*** RECORDS SUPPLIED ***

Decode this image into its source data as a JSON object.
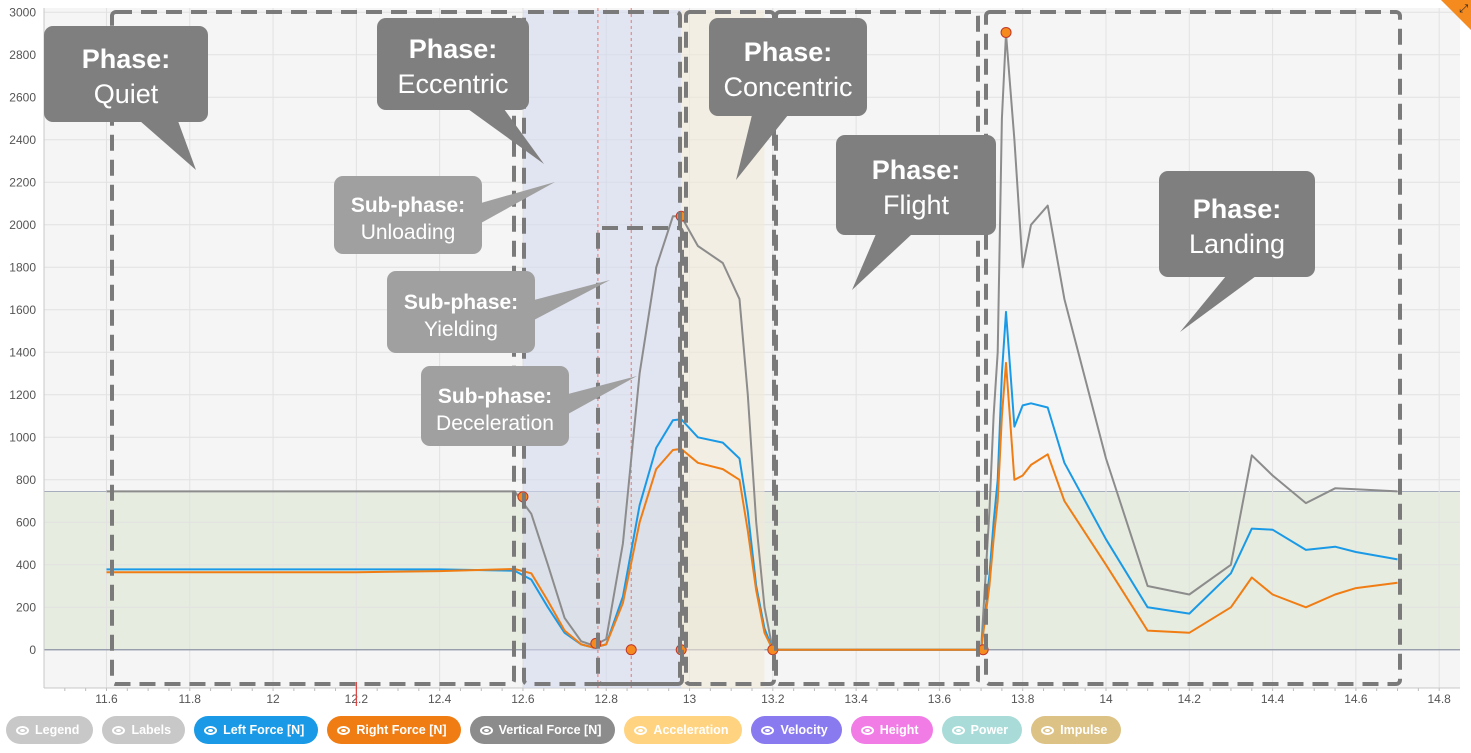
{
  "chart_data": {
    "type": "line",
    "xlim": [
      11.45,
      14.85
    ],
    "ylim": [
      -180,
      3020
    ],
    "x_ticks": [
      "11.6",
      "11.8",
      "12",
      "12.2",
      "12.4",
      "12.6",
      "12.8",
      "13",
      "13.2",
      "13.4",
      "13.6",
      "13.8",
      "14",
      "14.2",
      "14.4",
      "14.6",
      "14.8"
    ],
    "y_ticks": [
      "0",
      "200",
      "400",
      "600",
      "800",
      "1000",
      "1200",
      "1400",
      "1600",
      "1800",
      "2000",
      "2200",
      "2400",
      "2600",
      "2800",
      "3000"
    ],
    "grid": true,
    "reference_band": {
      "from": 0,
      "to": 745,
      "color": "#e3eadc"
    },
    "shaded_regions": [
      {
        "from": 12.6,
        "to": 12.98,
        "color": "#d4d8ee"
      },
      {
        "from": 12.98,
        "to": 13.18,
        "color": "#f1ead9"
      }
    ],
    "vertical_markers": [
      12.78,
      12.86
    ],
    "series": [
      {
        "name": "Vertical Force [N]",
        "color": "#8c8c8c",
        "x": [
          11.6,
          11.8,
          12.0,
          12.2,
          12.4,
          12.58,
          12.62,
          12.66,
          12.7,
          12.74,
          12.77,
          12.8,
          12.84,
          12.88,
          12.92,
          12.96,
          12.98,
          13.02,
          13.08,
          13.12,
          13.14,
          13.16,
          13.18,
          13.2,
          13.4,
          13.6,
          13.7,
          13.72,
          13.73,
          13.74,
          13.75,
          13.76,
          13.78,
          13.8,
          13.82,
          13.86,
          13.9,
          14.0,
          14.1,
          14.2,
          14.3,
          14.35,
          14.4,
          14.48,
          14.55,
          14.6,
          14.7
        ],
        "y": [
          745,
          745,
          745,
          745,
          745,
          745,
          640,
          400,
          150,
          40,
          20,
          50,
          500,
          1300,
          1800,
          2040,
          2040,
          1900,
          1820,
          1650,
          1200,
          600,
          200,
          0,
          0,
          0,
          0,
          650,
          1100,
          1400,
          2500,
          2900,
          2400,
          1800,
          2000,
          2090,
          1650,
          900,
          300,
          260,
          400,
          915,
          820,
          690,
          760,
          755,
          745
        ]
      },
      {
        "name": "Left Force [N]",
        "color": "#1a9ae6",
        "x": [
          11.6,
          11.8,
          12.0,
          12.2,
          12.4,
          12.58,
          12.62,
          12.66,
          12.7,
          12.74,
          12.77,
          12.8,
          12.84,
          12.88,
          12.92,
          12.96,
          12.98,
          13.02,
          13.08,
          13.12,
          13.14,
          13.16,
          13.18,
          13.2,
          13.4,
          13.6,
          13.7,
          13.72,
          13.73,
          13.74,
          13.75,
          13.76,
          13.78,
          13.8,
          13.82,
          13.86,
          13.9,
          14.0,
          14.1,
          14.2,
          14.3,
          14.35,
          14.4,
          14.48,
          14.55,
          14.6,
          14.7
        ],
        "y": [
          378,
          378,
          378,
          378,
          378,
          372,
          330,
          200,
          80,
          25,
          10,
          25,
          250,
          680,
          950,
          1080,
          1085,
          1000,
          975,
          900,
          650,
          300,
          100,
          0,
          0,
          0,
          0,
          350,
          600,
          800,
          1300,
          1590,
          1050,
          1150,
          1160,
          1140,
          880,
          520,
          200,
          170,
          360,
          570,
          565,
          470,
          485,
          460,
          425
        ]
      },
      {
        "name": "Right Force [N]",
        "color": "#f07d14",
        "x": [
          11.6,
          11.8,
          12.0,
          12.2,
          12.4,
          12.58,
          12.62,
          12.66,
          12.7,
          12.74,
          12.77,
          12.8,
          12.84,
          12.88,
          12.92,
          12.96,
          12.98,
          13.02,
          13.08,
          13.12,
          13.14,
          13.16,
          13.18,
          13.2,
          13.4,
          13.6,
          13.7,
          13.72,
          13.73,
          13.74,
          13.75,
          13.76,
          13.78,
          13.8,
          13.82,
          13.86,
          13.9,
          14.0,
          14.1,
          14.2,
          14.3,
          14.35,
          14.4,
          14.48,
          14.55,
          14.6,
          14.7
        ],
        "y": [
          365,
          365,
          365,
          365,
          370,
          380,
          360,
          230,
          90,
          25,
          10,
          25,
          220,
          600,
          850,
          940,
          945,
          880,
          850,
          800,
          560,
          280,
          80,
          0,
          0,
          0,
          0,
          300,
          520,
          700,
          1100,
          1350,
          800,
          820,
          870,
          920,
          700,
          400,
          90,
          80,
          200,
          340,
          260,
          200,
          260,
          290,
          315
        ]
      }
    ],
    "markers": [
      {
        "x": 12.6,
        "y": 720
      },
      {
        "x": 12.775,
        "y": 30
      },
      {
        "x": 12.86,
        "y": 0
      },
      {
        "x": 12.98,
        "y": 2040
      },
      {
        "x": 12.98,
        "y": 0
      },
      {
        "x": 13.2,
        "y": 0
      },
      {
        "x": 13.705,
        "y": 0
      },
      {
        "x": 13.76,
        "y": 2905
      }
    ],
    "annotations": [
      {
        "title": "Phase:",
        "subtitle": "Quiet"
      },
      {
        "title": "Phase:",
        "subtitle": "Eccentric"
      },
      {
        "title": "Phase:",
        "subtitle": "Concentric"
      },
      {
        "title": "Phase:",
        "subtitle": "Flight"
      },
      {
        "title": "Phase:",
        "subtitle": "Landing"
      },
      {
        "title": "Sub-phase:",
        "subtitle": "Unloading"
      },
      {
        "title": "Sub-phase:",
        "subtitle": "Yielding"
      },
      {
        "title": "Sub-phase:",
        "subtitle": "Deceleration"
      }
    ]
  },
  "legend": {
    "items": [
      {
        "label": "Legend",
        "color": "#c8c8c8"
      },
      {
        "label": "Labels",
        "color": "#c8c8c8"
      },
      {
        "label": "Left Force [N]",
        "color": "#1a9ae6"
      },
      {
        "label": "Right Force [N]",
        "color": "#f07d14"
      },
      {
        "label": "Vertical Force [N]",
        "color": "#8c8c8c"
      },
      {
        "label": "Acceleration",
        "color": "#ffd380"
      },
      {
        "label": "Velocity",
        "color": "#8a7af0"
      },
      {
        "label": "Height",
        "color": "#f27ce6"
      },
      {
        "label": "Power",
        "color": "#a9dcd8"
      },
      {
        "label": "Impulse",
        "color": "#dcc285"
      }
    ]
  }
}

***

→ **TASK**
Restate the listing above word for word, and skip the pictures.

→ **FULL ANSWER**
Decode this image into its source data as a JSON object.
{
  "chart_data": {
    "type": "line",
    "xlim": [
      11.45,
      14.85
    ],
    "ylim": [
      -180,
      3020
    ],
    "x_ticks": [
      "11.6",
      "11.8",
      "12",
      "12.2",
      "12.4",
      "12.6",
      "12.8",
      "13",
      "13.2",
      "13.4",
      "13.6",
      "13.8",
      "14",
      "14.2",
      "14.4",
      "14.6",
      "14.8"
    ],
    "y_ticks": [
      "0",
      "200",
      "400",
      "600",
      "800",
      "1000",
      "1200",
      "1400",
      "1600",
      "1800",
      "2000",
      "2200",
      "2400",
      "2600",
      "2800",
      "3000"
    ],
    "grid": true,
    "reference_band": {
      "from": 0,
      "to": 745,
      "color": "#e3eadc"
    },
    "shaded_regions": [
      {
        "from": 12.6,
        "to": 12.98,
        "color": "#d4d8ee"
      },
      {
        "from": 12.98,
        "to": 13.18,
        "color": "#f1ead9"
      }
    ],
    "vertical_markers": [
      12.78,
      12.86
    ],
    "series": [
      {
        "name": "Vertical Force [N]",
        "color": "#8c8c8c",
        "x": [
          11.6,
          11.8,
          12.0,
          12.2,
          12.4,
          12.58,
          12.62,
          12.66,
          12.7,
          12.74,
          12.77,
          12.8,
          12.84,
          12.88,
          12.92,
          12.96,
          12.98,
          13.02,
          13.08,
          13.12,
          13.14,
          13.16,
          13.18,
          13.2,
          13.4,
          13.6,
          13.7,
          13.72,
          13.73,
          13.74,
          13.75,
          13.76,
          13.78,
          13.8,
          13.82,
          13.86,
          13.9,
          14.0,
          14.1,
          14.2,
          14.3,
          14.35,
          14.4,
          14.48,
          14.55,
          14.6,
          14.7
        ],
        "y": [
          745,
          745,
          745,
          745,
          745,
          745,
          640,
          400,
          150,
          40,
          20,
          50,
          500,
          1300,
          1800,
          2040,
          2040,
          1900,
          1820,
          1650,
          1200,
          600,
          200,
          0,
          0,
          0,
          0,
          650,
          1100,
          1400,
          2500,
          2900,
          2400,
          1800,
          2000,
          2090,
          1650,
          900,
          300,
          260,
          400,
          915,
          820,
          690,
          760,
          755,
          745
        ]
      },
      {
        "name": "Left Force [N]",
        "color": "#1a9ae6",
        "x": [
          11.6,
          11.8,
          12.0,
          12.2,
          12.4,
          12.58,
          12.62,
          12.66,
          12.7,
          12.74,
          12.77,
          12.8,
          12.84,
          12.88,
          12.92,
          12.96,
          12.98,
          13.02,
          13.08,
          13.12,
          13.14,
          13.16,
          13.18,
          13.2,
          13.4,
          13.6,
          13.7,
          13.72,
          13.73,
          13.74,
          13.75,
          13.76,
          13.78,
          13.8,
          13.82,
          13.86,
          13.9,
          14.0,
          14.1,
          14.2,
          14.3,
          14.35,
          14.4,
          14.48,
          14.55,
          14.6,
          14.7
        ],
        "y": [
          378,
          378,
          378,
          378,
          378,
          372,
          330,
          200,
          80,
          25,
          10,
          25,
          250,
          680,
          950,
          1080,
          1085,
          1000,
          975,
          900,
          650,
          300,
          100,
          0,
          0,
          0,
          0,
          350,
          600,
          800,
          1300,
          1590,
          1050,
          1150,
          1160,
          1140,
          880,
          520,
          200,
          170,
          360,
          570,
          565,
          470,
          485,
          460,
          425
        ]
      },
      {
        "name": "Right Force [N]",
        "color": "#f07d14",
        "x": [
          11.6,
          11.8,
          12.0,
          12.2,
          12.4,
          12.58,
          12.62,
          12.66,
          12.7,
          12.74,
          12.77,
          12.8,
          12.84,
          12.88,
          12.92,
          12.96,
          12.98,
          13.02,
          13.08,
          13.12,
          13.14,
          13.16,
          13.18,
          13.2,
          13.4,
          13.6,
          13.7,
          13.72,
          13.73,
          13.74,
          13.75,
          13.76,
          13.78,
          13.8,
          13.82,
          13.86,
          13.9,
          14.0,
          14.1,
          14.2,
          14.3,
          14.35,
          14.4,
          14.48,
          14.55,
          14.6,
          14.7
        ],
        "y": [
          365,
          365,
          365,
          365,
          370,
          380,
          360,
          230,
          90,
          25,
          10,
          25,
          220,
          600,
          850,
          940,
          945,
          880,
          850,
          800,
          560,
          280,
          80,
          0,
          0,
          0,
          0,
          300,
          520,
          700,
          1100,
          1350,
          800,
          820,
          870,
          920,
          700,
          400,
          90,
          80,
          200,
          340,
          260,
          200,
          260,
          290,
          315
        ]
      }
    ],
    "markers": [
      {
        "x": 12.6,
        "y": 720
      },
      {
        "x": 12.775,
        "y": 30
      },
      {
        "x": 12.86,
        "y": 0
      },
      {
        "x": 12.98,
        "y": 2040
      },
      {
        "x": 12.98,
        "y": 0
      },
      {
        "x": 13.2,
        "y": 0
      },
      {
        "x": 13.705,
        "y": 0
      },
      {
        "x": 13.76,
        "y": 2905
      }
    ],
    "annotations": [
      {
        "title": "Phase:",
        "subtitle": "Quiet"
      },
      {
        "title": "Phase:",
        "subtitle": "Eccentric"
      },
      {
        "title": "Phase:",
        "subtitle": "Concentric"
      },
      {
        "title": "Phase:",
        "subtitle": "Flight"
      },
      {
        "title": "Phase:",
        "subtitle": "Landing"
      },
      {
        "title": "Sub-phase:",
        "subtitle": "Unloading"
      },
      {
        "title": "Sub-phase:",
        "subtitle": "Yielding"
      },
      {
        "title": "Sub-phase:",
        "subtitle": "Deceleration"
      }
    ]
  },
  "legend": {
    "items": [
      {
        "label": "Legend",
        "color": "#c8c8c8"
      },
      {
        "label": "Labels",
        "color": "#c8c8c8"
      },
      {
        "label": "Left Force [N]",
        "color": "#1a9ae6"
      },
      {
        "label": "Right Force [N]",
        "color": "#f07d14"
      },
      {
        "label": "Vertical Force [N]",
        "color": "#8c8c8c"
      },
      {
        "label": "Acceleration",
        "color": "#ffd380"
      },
      {
        "label": "Velocity",
        "color": "#8a7af0"
      },
      {
        "label": "Height",
        "color": "#f27ce6"
      },
      {
        "label": "Power",
        "color": "#a9dcd8"
      },
      {
        "label": "Impulse",
        "color": "#dcc285"
      }
    ]
  }
}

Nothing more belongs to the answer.